▸ **PROBLEM DETAILS**: Please set down all the lines beneath this one exactly, without the pictures.

▸ **DATA TO PROCESS**:

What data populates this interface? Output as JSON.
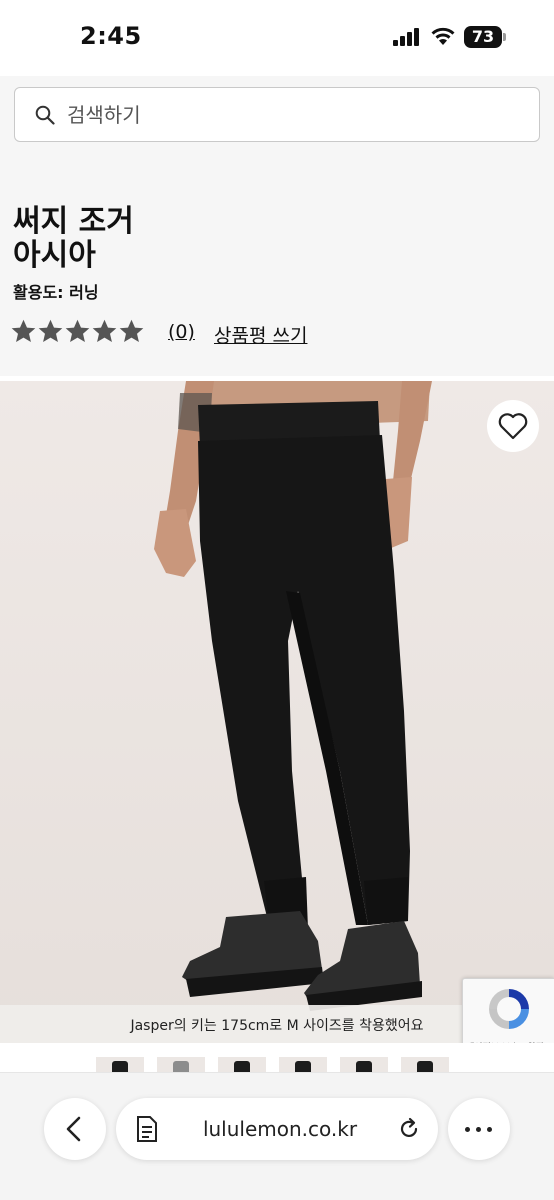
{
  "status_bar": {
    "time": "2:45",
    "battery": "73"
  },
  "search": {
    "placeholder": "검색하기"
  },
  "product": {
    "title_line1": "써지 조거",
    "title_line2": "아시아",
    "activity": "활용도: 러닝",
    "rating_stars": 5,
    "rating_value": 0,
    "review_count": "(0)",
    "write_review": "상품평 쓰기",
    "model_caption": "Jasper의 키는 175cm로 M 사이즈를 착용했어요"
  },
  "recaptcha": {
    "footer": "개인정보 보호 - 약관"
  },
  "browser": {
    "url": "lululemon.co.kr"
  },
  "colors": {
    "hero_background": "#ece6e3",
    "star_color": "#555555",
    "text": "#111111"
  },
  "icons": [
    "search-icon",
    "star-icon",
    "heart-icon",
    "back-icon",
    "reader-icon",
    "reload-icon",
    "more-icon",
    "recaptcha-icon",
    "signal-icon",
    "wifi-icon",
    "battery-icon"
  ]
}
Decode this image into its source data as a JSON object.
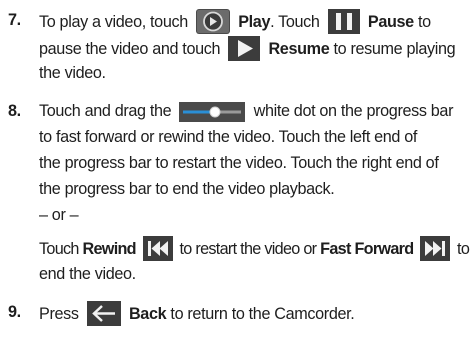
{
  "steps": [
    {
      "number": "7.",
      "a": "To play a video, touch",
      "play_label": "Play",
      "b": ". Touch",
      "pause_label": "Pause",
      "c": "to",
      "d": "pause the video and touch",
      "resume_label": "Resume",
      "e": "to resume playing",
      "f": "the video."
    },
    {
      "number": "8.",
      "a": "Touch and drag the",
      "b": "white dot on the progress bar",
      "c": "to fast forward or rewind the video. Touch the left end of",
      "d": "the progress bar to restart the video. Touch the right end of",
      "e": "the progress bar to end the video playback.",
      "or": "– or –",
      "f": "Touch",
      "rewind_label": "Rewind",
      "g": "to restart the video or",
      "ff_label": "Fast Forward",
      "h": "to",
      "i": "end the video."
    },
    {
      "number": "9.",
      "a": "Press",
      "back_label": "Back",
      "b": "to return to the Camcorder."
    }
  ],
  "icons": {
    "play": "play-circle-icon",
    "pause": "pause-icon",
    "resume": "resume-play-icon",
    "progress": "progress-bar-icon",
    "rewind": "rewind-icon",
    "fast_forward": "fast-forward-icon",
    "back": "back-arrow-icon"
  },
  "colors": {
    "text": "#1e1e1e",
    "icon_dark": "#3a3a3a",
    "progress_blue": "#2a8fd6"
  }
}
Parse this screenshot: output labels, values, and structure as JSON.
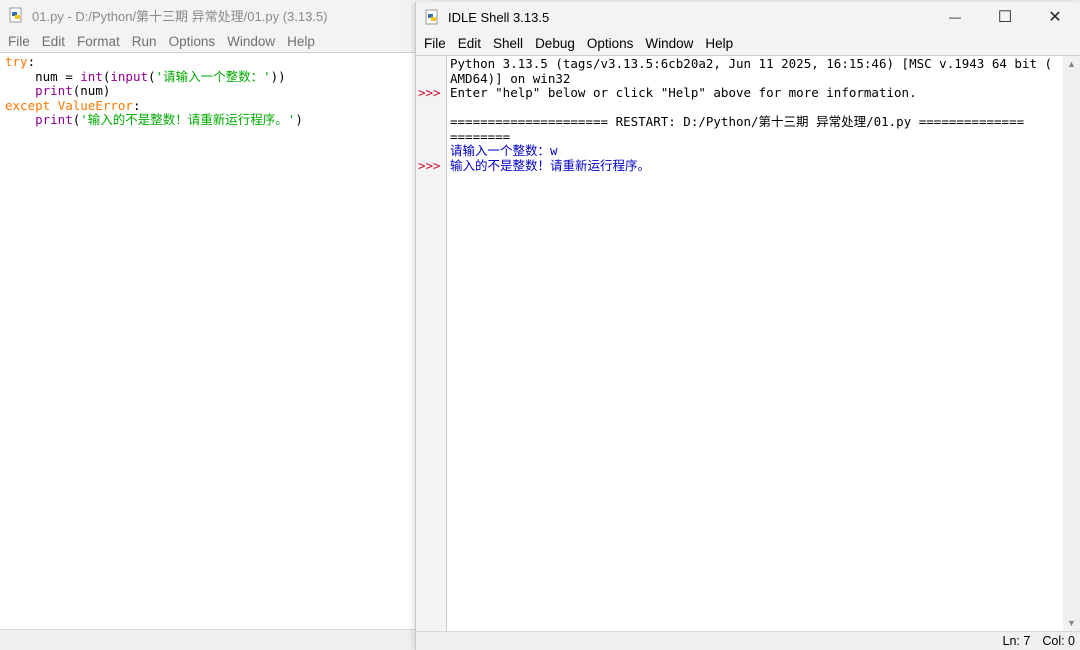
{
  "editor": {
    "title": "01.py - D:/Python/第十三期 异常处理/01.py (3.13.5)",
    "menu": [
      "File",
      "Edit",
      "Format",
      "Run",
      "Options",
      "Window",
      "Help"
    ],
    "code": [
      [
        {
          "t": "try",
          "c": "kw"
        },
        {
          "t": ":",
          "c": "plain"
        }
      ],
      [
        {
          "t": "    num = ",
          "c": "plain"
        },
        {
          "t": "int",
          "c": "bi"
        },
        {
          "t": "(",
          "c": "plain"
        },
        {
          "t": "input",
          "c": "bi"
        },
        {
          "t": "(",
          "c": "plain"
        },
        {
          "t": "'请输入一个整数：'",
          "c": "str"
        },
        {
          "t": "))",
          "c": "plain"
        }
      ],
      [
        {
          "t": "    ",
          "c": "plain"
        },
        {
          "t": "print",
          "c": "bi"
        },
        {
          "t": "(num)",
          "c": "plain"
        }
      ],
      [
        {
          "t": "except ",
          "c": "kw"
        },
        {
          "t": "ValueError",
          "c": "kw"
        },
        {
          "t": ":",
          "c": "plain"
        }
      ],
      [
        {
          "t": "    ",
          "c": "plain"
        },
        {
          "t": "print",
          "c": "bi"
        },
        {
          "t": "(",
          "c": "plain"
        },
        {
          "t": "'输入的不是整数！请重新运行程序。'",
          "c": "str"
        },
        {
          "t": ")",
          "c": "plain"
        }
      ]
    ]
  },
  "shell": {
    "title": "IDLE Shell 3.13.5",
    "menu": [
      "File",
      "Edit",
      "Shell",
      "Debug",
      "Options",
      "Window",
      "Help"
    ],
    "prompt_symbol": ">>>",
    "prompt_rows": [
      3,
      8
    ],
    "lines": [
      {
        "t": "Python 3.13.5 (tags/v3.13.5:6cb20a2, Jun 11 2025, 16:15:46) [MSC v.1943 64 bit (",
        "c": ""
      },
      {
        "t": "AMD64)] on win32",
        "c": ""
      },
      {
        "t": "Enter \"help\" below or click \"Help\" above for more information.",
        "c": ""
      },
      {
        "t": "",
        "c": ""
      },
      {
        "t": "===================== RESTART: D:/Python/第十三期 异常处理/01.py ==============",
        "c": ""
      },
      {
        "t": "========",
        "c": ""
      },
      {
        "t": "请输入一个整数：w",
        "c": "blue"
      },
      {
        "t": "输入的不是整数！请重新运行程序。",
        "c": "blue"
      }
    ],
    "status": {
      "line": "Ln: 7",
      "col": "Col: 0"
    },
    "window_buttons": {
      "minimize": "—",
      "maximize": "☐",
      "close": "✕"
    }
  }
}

▸ **RESULT**:
What data populates this interface? Output as JSON.
{
  "status_bar": {
    "time": "2:45",
    "battery": "73"
  },
  "search": {
    "placeholder": "검색하기"
  },
  "product": {
    "title_line1": "써지 조거",
    "title_line2": "아시아",
    "activity": "활용도: 러닝",
    "rating_stars": 5,
    "rating_value": 0,
    "review_count": "(0)",
    "write_review": "상품평 쓰기",
    "model_caption": "Jasper의 키는 175cm로 M 사이즈를 착용했어요"
  },
  "recaptcha": {
    "footer": "개인정보 보호 - 약관"
  },
  "browser": {
    "url": "lululemon.co.kr"
  },
  "colors": {
    "hero_background": "#ece6e3",
    "star_color": "#555555",
    "text": "#111111"
  },
  "icons": [
    "search-icon",
    "star-icon",
    "heart-icon",
    "back-icon",
    "reader-icon",
    "reload-icon",
    "more-icon",
    "recaptcha-icon",
    "signal-icon",
    "wifi-icon",
    "battery-icon"
  ]
}
Decode this image into its source data as a JSON object.
{
  "steps": [
    {
      "number": "7.",
      "a": "To play a video, touch",
      "play_label": "Play",
      "b": ". Touch",
      "pause_label": "Pause",
      "c": "to",
      "d": "pause the video and touch",
      "resume_label": "Resume",
      "e": "to resume playing",
      "f": "the video."
    },
    {
      "number": "8.",
      "a": "Touch and drag the",
      "b": "white dot on the progress bar",
      "c": "to fast forward or rewind the video. Touch the left end of",
      "d": "the progress bar to restart the video. Touch the right end of",
      "e": "the progress bar to end the video playback.",
      "or": "– or –",
      "f": "Touch",
      "rewind_label": "Rewind",
      "g": "to restart the video or",
      "ff_label": "Fast Forward",
      "h": "to",
      "i": "end the video."
    },
    {
      "number": "9.",
      "a": "Press",
      "back_label": "Back",
      "b": "to return to the Camcorder."
    }
  ],
  "icons": {
    "play": "play-circle-icon",
    "pause": "pause-icon",
    "resume": "resume-play-icon",
    "progress": "progress-bar-icon",
    "rewind": "rewind-icon",
    "fast_forward": "fast-forward-icon",
    "back": "back-arrow-icon"
  },
  "colors": {
    "text": "#1e1e1e",
    "icon_dark": "#3a3a3a",
    "progress_blue": "#2a8fd6"
  }
}
Parse this screenshot: output labels, values, and structure as JSON.
{
  "editor": {
    "title": "01.py - D:/Python/第十三期 异常处理/01.py (3.13.5)",
    "menu": [
      "File",
      "Edit",
      "Format",
      "Run",
      "Options",
      "Window",
      "Help"
    ],
    "code": [
      [
        {
          "t": "try",
          "c": "kw"
        },
        {
          "t": ":",
          "c": "plain"
        }
      ],
      [
        {
          "t": "    num = ",
          "c": "plain"
        },
        {
          "t": "int",
          "c": "bi"
        },
        {
          "t": "(",
          "c": "plain"
        },
        {
          "t": "input",
          "c": "bi"
        },
        {
          "t": "(",
          "c": "plain"
        },
        {
          "t": "'请输入一个整数：'",
          "c": "str"
        },
        {
          "t": "))",
          "c": "plain"
        }
      ],
      [
        {
          "t": "    ",
          "c": "plain"
        },
        {
          "t": "print",
          "c": "bi"
        },
        {
          "t": "(num)",
          "c": "plain"
        }
      ],
      [
        {
          "t": "except ",
          "c": "kw"
        },
        {
          "t": "ValueError",
          "c": "kw"
        },
        {
          "t": ":",
          "c": "plain"
        }
      ],
      [
        {
          "t": "    ",
          "c": "plain"
        },
        {
          "t": "print",
          "c": "bi"
        },
        {
          "t": "(",
          "c": "plain"
        },
        {
          "t": "'输入的不是整数！请重新运行程序。'",
          "c": "str"
        },
        {
          "t": ")",
          "c": "plain"
        }
      ]
    ]
  },
  "shell": {
    "title": "IDLE Shell 3.13.5",
    "menu": [
      "File",
      "Edit",
      "Shell",
      "Debug",
      "Options",
      "Window",
      "Help"
    ],
    "prompt_symbol": ">>>",
    "prompt_rows": [
      3,
      8
    ],
    "lines": [
      {
        "t": "Python 3.13.5 (tags/v3.13.5:6cb20a2, Jun 11 2025, 16:15:46) [MSC v.1943 64 bit (",
        "c": ""
      },
      {
        "t": "AMD64)] on win32",
        "c": ""
      },
      {
        "t": "Enter \"help\" below or click \"Help\" above for more information.",
        "c": ""
      },
      {
        "t": "",
        "c": ""
      },
      {
        "t": "===================== RESTART: D:/Python/第十三期 异常处理/01.py ==============",
        "c": ""
      },
      {
        "t": "========",
        "c": ""
      },
      {
        "t": "请输入一个整数：w",
        "c": "blue"
      },
      {
        "t": "输入的不是整数！请重新运行程序。",
        "c": "blue"
      }
    ],
    "status": {
      "line": "Ln: 7",
      "col": "Col: 0"
    },
    "window_buttons": {
      "minimize": "—",
      "maximize": "☐",
      "close": "✕"
    }
  }
}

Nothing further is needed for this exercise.